Extract:

────────────────

Where Malm looks at movements who have uses violence against property he largely draws from examples in the Global South, from Hamas to the Arab Spring. There are many examples, but he seems to not mention the ultimate failure of these movements and the brutal repression they unleash. For example, he criticises the civil disobedience of Martin Luther King for it’s slow pace but continues to use the Palestinian struggle as an example of political violence towards a cause. The Palestinian anti-colonial struggle, as one can gather from Malm’s writing, pre-dates Israel’s advent and existed during the time of the British protectorate. This is not something that Malm stops to recognise and one wonders if he has even noticed this bloody struggle has continued for almost a century. This plays into a wider simplistic approach to facts and context which run through the book, he uses Gandhi’s early experiences in South Africa as a tool to smear his later non-violence. Falling foul of the facts but also the common fallacy that sees historical figures as fixed icons devoid of the change and development across their life which gives dynamism to more contemporary historical figures.
He reserves special criticism for Extinction Rebellion (XR), using many of worn out and cliched criticism the group receives from sections of both the right and the left. At this point I must admit I am a card-carrying member of extinction rebellion as much as a criminal record can be considered a card. However, I am not opposed to criticism of the movement and have often been critical myself. He criticises the groups whiteness, which is legitimate to an extent however his criticism for the group not representing the diversity of the cities they often protest in holds little weight as cities are not representative, necessarily, of a country or the world. He is also very critical of the action at Canning Town, as am I for many of the same reasons, however his criticism of the kicking out of one of the participants and smearing the movement for the action, which was largely condemned by XR members, is more indicative of criticisms that should and could be levelled at his idea of a good, more confrontationally violent climate movement. He equally fails to engage with much of the work done by XR to address criticisms for their relationship to police. His generalisations about XR rarely hold up to scrutiny for example that it is a movement that doesn’t have an anti-capitalist element.
He levels particularly pointed criticism at individuals such as Roger Hallam and Bill McKibben. I am not necessarily a defender of Roger Hallam and have at times felt he deserved some criticism. But I am surprised at Malm’s criticism of Hallam’s attempt to shut down Heathrow for saying what they were going to do before. Maybe this was a bad strategic move on the part of Hallam but seems to be more in fitting with Malm’s desire for targeted aggressive action against some of the largest polluters that hits them in their wallets.

────────────────

Data section:
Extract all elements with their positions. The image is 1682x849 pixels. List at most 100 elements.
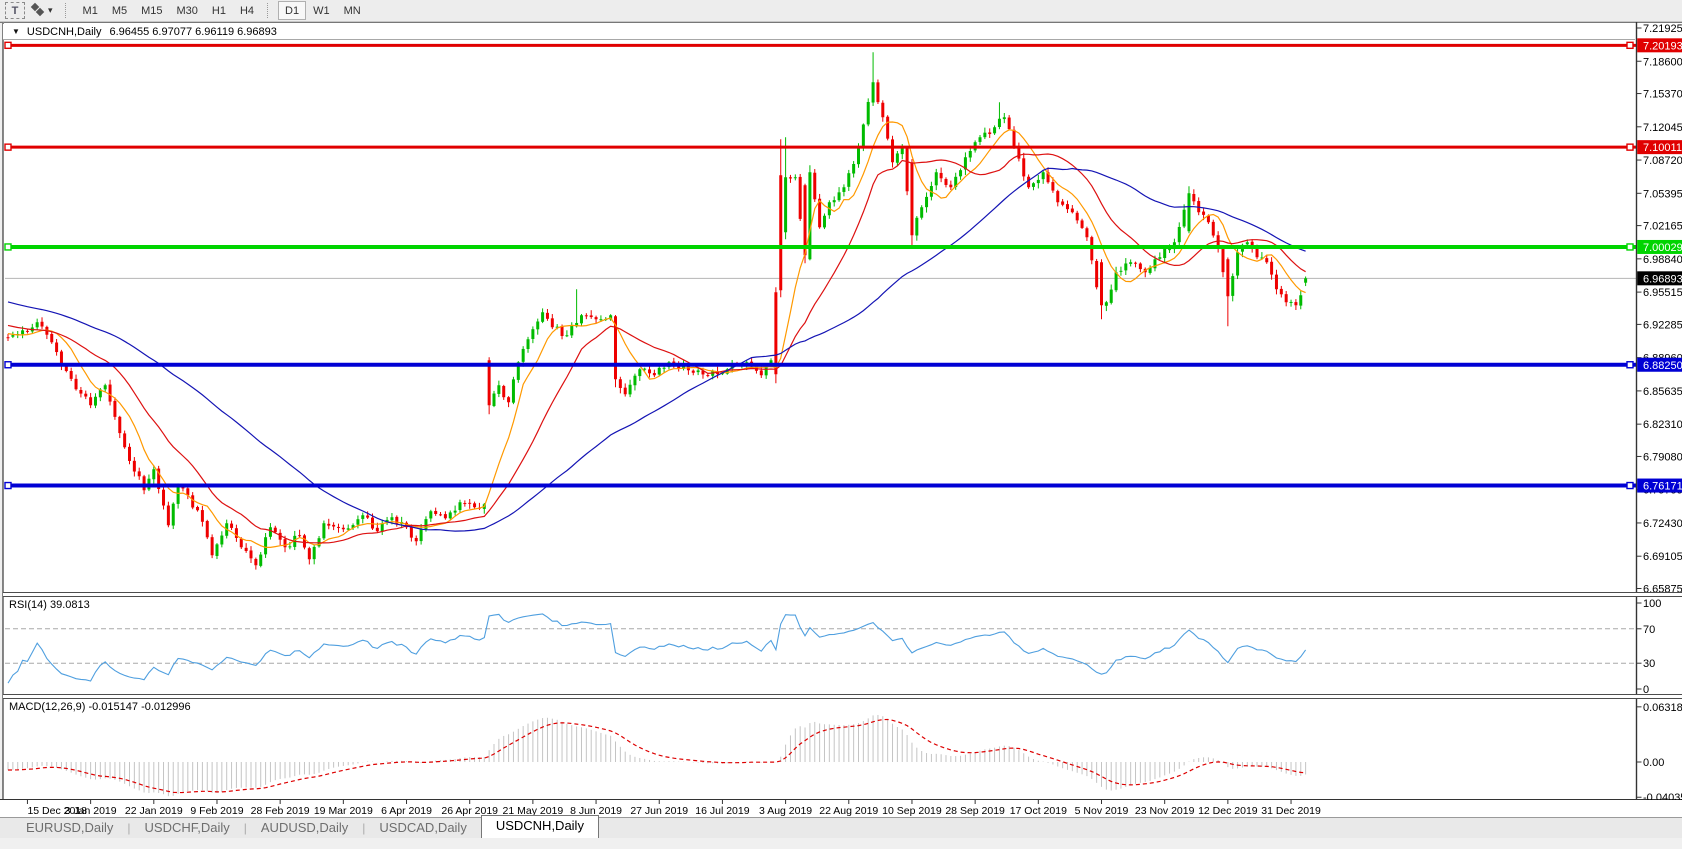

────────────────

Aim A:
Answer these from the review:
(i) Whose civil disobedience does Malm criticize for its slow pace?
(ii) Which two individuals does Malm single out for particularly pointed criticism?
(iii) What did Roger Hallam attempt to shut down?
Aim B:
Rewrite the review's passage from "He levels particularly" up to and including "in their wallets.", changing "Heathrow" to "Gatwick".

Correct result A:
(i) Martin Luther King's.
(ii) Roger Hallam and Bill McKibben.
(iii) Heathrow.

Correct result B:
He levels particularly pointed criticism at individuals such as Roger Hallam and Bill McKibben. I am not necessarily a defender of Roger Hallam and have at times felt he deserved some criticism. But I am surprised at Malm’s criticism of Hallam’s attempt to shut down Gatwick for saying what they were going to do before. Maybe this was a bad strategic move on the part of Hallam but seems to be more in fitting with Malm’s desire for targeted aggressive action against some of the largest polluters that hits them in their wallets.